## Data supplied
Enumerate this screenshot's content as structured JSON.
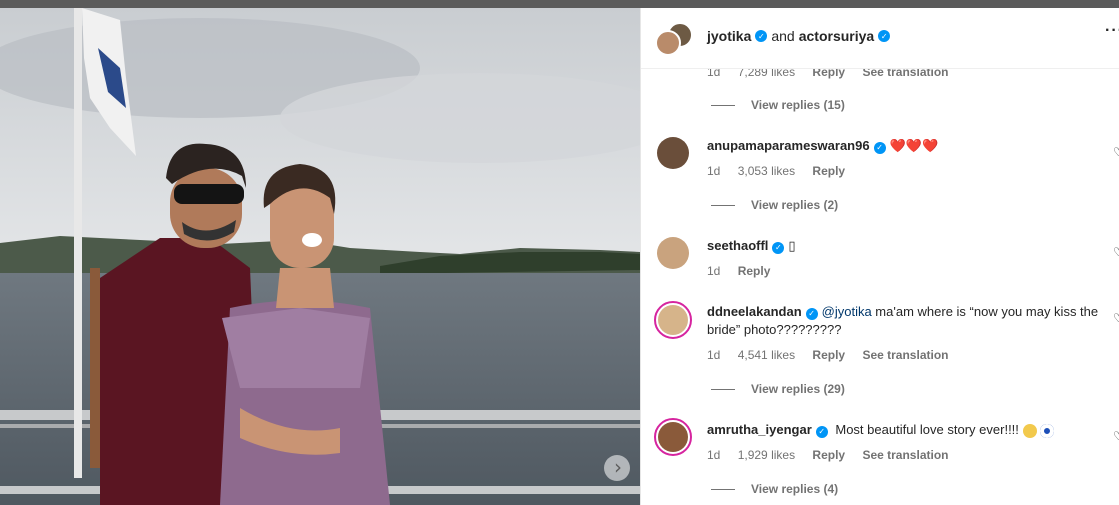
{
  "header": {
    "user1": "jyotika",
    "connector": "and",
    "user2": "actorsuriya",
    "more_icon": "more-horizontal-icon"
  },
  "partial": {
    "time": "1d",
    "likes": "7,289 likes",
    "reply": "Reply",
    "translate": "See translation",
    "view_replies": "View replies (15)"
  },
  "comments": [
    {
      "username": "anupamaparameswaran96",
      "text": "",
      "emojis": "❤️❤️❤️",
      "time": "1d",
      "likes": "3,053 likes",
      "reply": "Reply",
      "view_replies": "View replies (2)"
    },
    {
      "username": "seethaoffl",
      "text": "",
      "emojis": "▯",
      "time": "1d",
      "reply": "Reply"
    },
    {
      "username": "ddneelakandan",
      "mention": "@jyotika",
      "text": " ma'am where is “now you may kiss the bride” photo?????????",
      "time": "1d",
      "likes": "4,541 likes",
      "reply": "Reply",
      "translate": "See translation",
      "view_replies": "View replies (29)"
    },
    {
      "username": "amrutha_iyengar",
      "text": " Most beautiful love story ever!!!! ",
      "time": "1d",
      "likes": "1,929 likes",
      "reply": "Reply",
      "translate": "See translation",
      "view_replies": "View replies (4)"
    }
  ],
  "colors": {
    "verified": "#0095f6",
    "story_ring": "#d6249f",
    "text": "#262626",
    "muted": "#737373"
  }
}
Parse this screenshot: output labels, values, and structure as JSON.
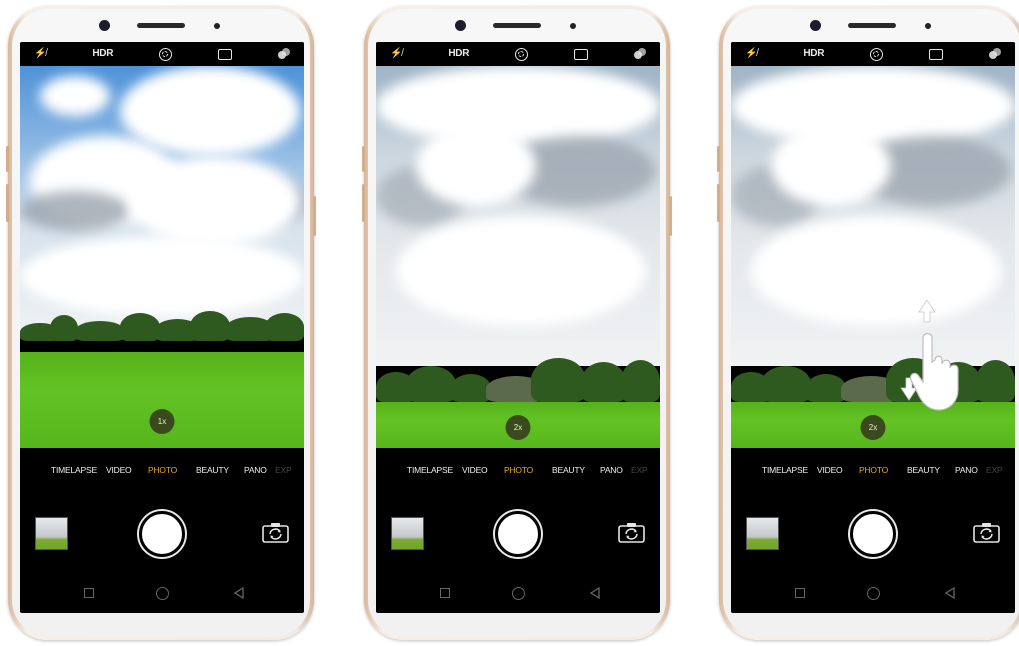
{
  "phones": [
    {
      "zoom_label": "1x",
      "modes": [
        "TIMELAPSE",
        "VIDEO",
        "PHOTO",
        "BEAUTY",
        "PANO",
        "EXP"
      ],
      "active_mode": "PHOTO",
      "gesture": false
    },
    {
      "zoom_label": "2x",
      "modes": [
        "TIMELAPSE",
        "VIDEO",
        "PHOTO",
        "BEAUTY",
        "PANO",
        "EXP"
      ],
      "active_mode": "PHOTO",
      "gesture": false
    },
    {
      "zoom_label": "2x",
      "modes": [
        "TIMELAPSE",
        "VIDEO",
        "PHOTO",
        "BEAUTY",
        "PANO",
        "EXP"
      ],
      "active_mode": "PHOTO",
      "gesture": true
    }
  ],
  "topbar": {
    "flash_icon": "flash-off-icon",
    "hdr_label": "HDR",
    "aperture_icon": "aperture-icon",
    "ratio_icon": "aspect-ratio-icon",
    "filter_icon": "filter-icon"
  },
  "controls": {
    "thumbnail_icon": "gallery-thumbnail",
    "shutter_icon": "shutter-button",
    "switch_icon": "switch-camera-icon"
  },
  "navbar": {
    "recent_icon": "recent-apps-icon",
    "home_icon": "home-icon",
    "back_icon": "back-icon"
  },
  "colors": {
    "active_mode": "#e8a827",
    "grass": "#5dbd20",
    "zoom_badge": "#3b4a1c",
    "phone_frame": "#f3ece5"
  }
}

## Task goal
Select all lines with the word "JSON" from the entries above.

## Solution to the problem
Enumerate this screenshot's content as structured JSON.
Parse this screenshot: output labels, values, and structure as JSON.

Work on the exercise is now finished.